_Set problem:_
Return each line of the data below verbatim; pictures are to be left out.

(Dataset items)
BEGIN
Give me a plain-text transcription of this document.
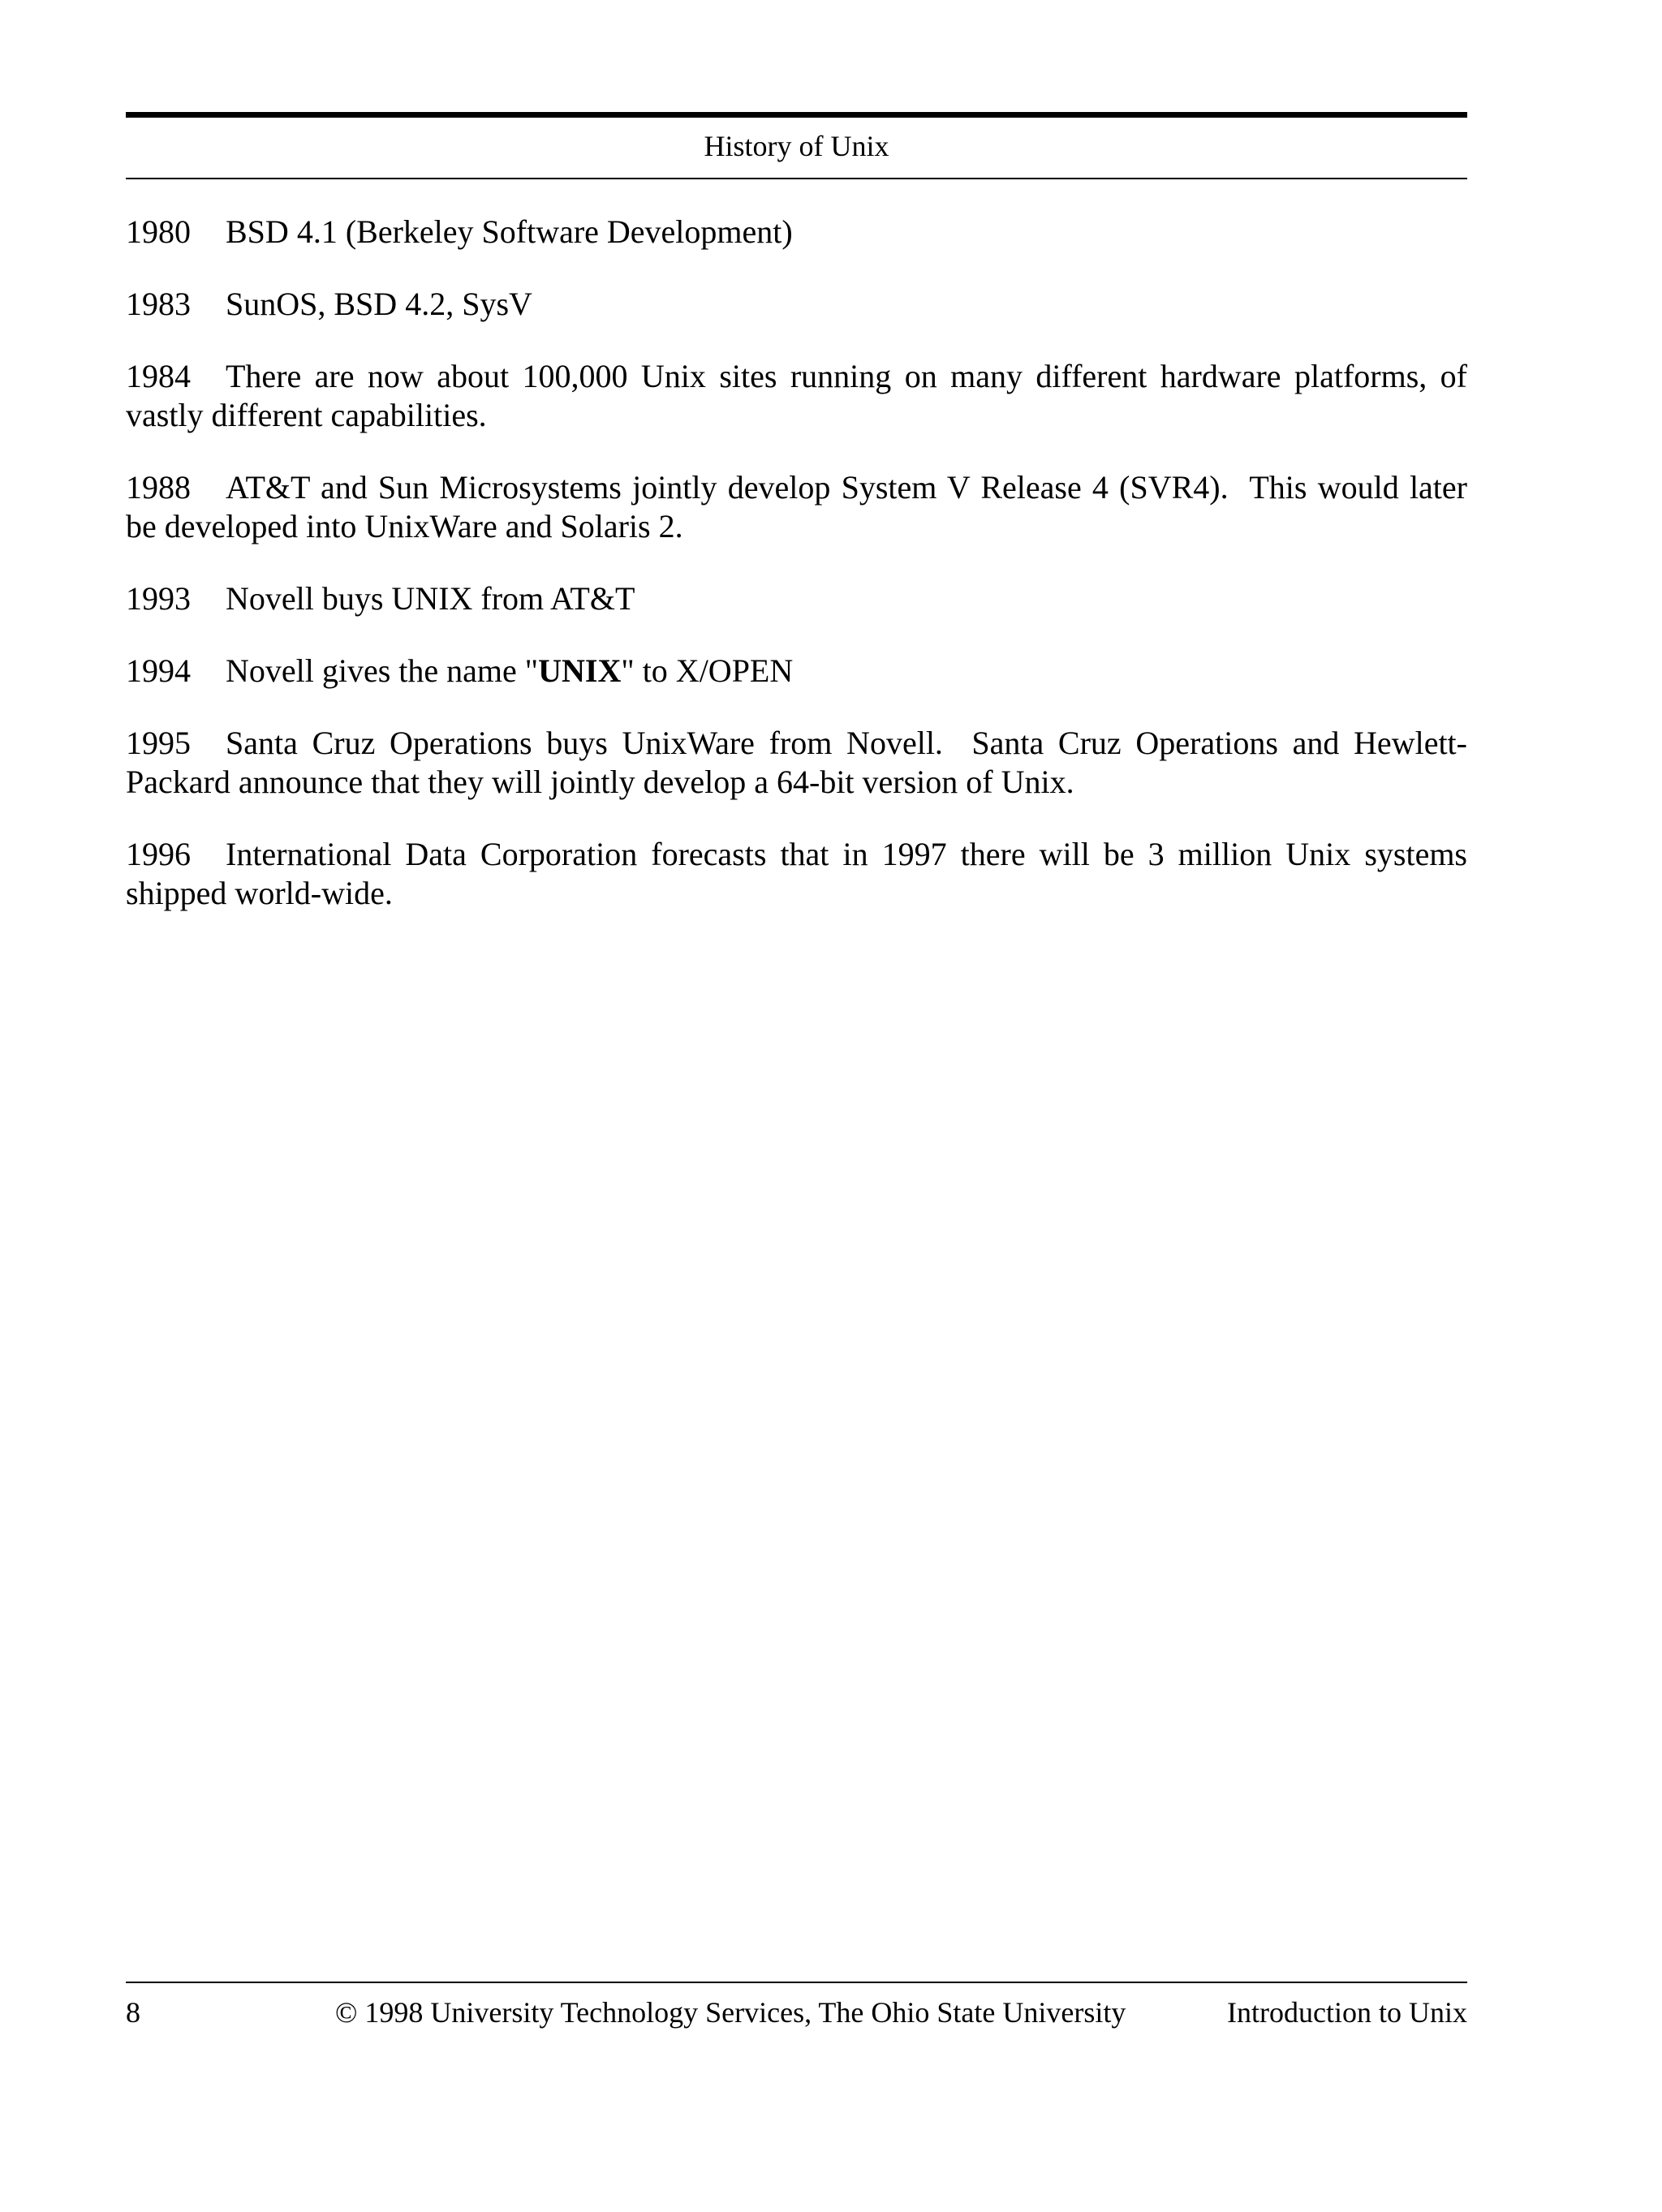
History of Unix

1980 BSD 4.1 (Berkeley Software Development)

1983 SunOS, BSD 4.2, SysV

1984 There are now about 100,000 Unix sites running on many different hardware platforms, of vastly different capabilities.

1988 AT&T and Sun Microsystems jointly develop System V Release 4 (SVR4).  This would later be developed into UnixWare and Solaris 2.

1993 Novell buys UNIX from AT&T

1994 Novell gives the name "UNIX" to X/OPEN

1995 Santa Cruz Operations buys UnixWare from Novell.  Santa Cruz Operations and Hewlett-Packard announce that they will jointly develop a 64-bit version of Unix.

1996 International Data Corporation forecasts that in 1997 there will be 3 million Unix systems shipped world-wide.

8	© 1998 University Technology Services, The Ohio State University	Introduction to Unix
END
_Solved problem:_
Give me a plain-text transcription of this document.
History of Unix

1980 BSD 4.1 (Berkeley Software Development)

1983 SunOS, BSD 4.2, SysV

1984 There are now about 100,000 Unix sites running on many different hardware platforms, of vastly different capabilities.

1988 AT&T and Sun Microsystems jointly develop System V Release 4 (SVR4).  This would later be developed into UnixWare and Solaris 2.

1993 Novell buys UNIX from AT&T

1994 Novell gives the name "UNIX" to X/OPEN

1995 Santa Cruz Operations buys UnixWare from Novell.  Santa Cruz Operations and Hewlett-Packard announce that they will jointly develop a 64-bit version of Unix.

1996 International Data Corporation forecasts that in 1997 there will be 3 million Unix systems shipped world-wide.

8	© 1998 University Technology Services, The Ohio State University	Introduction to Unix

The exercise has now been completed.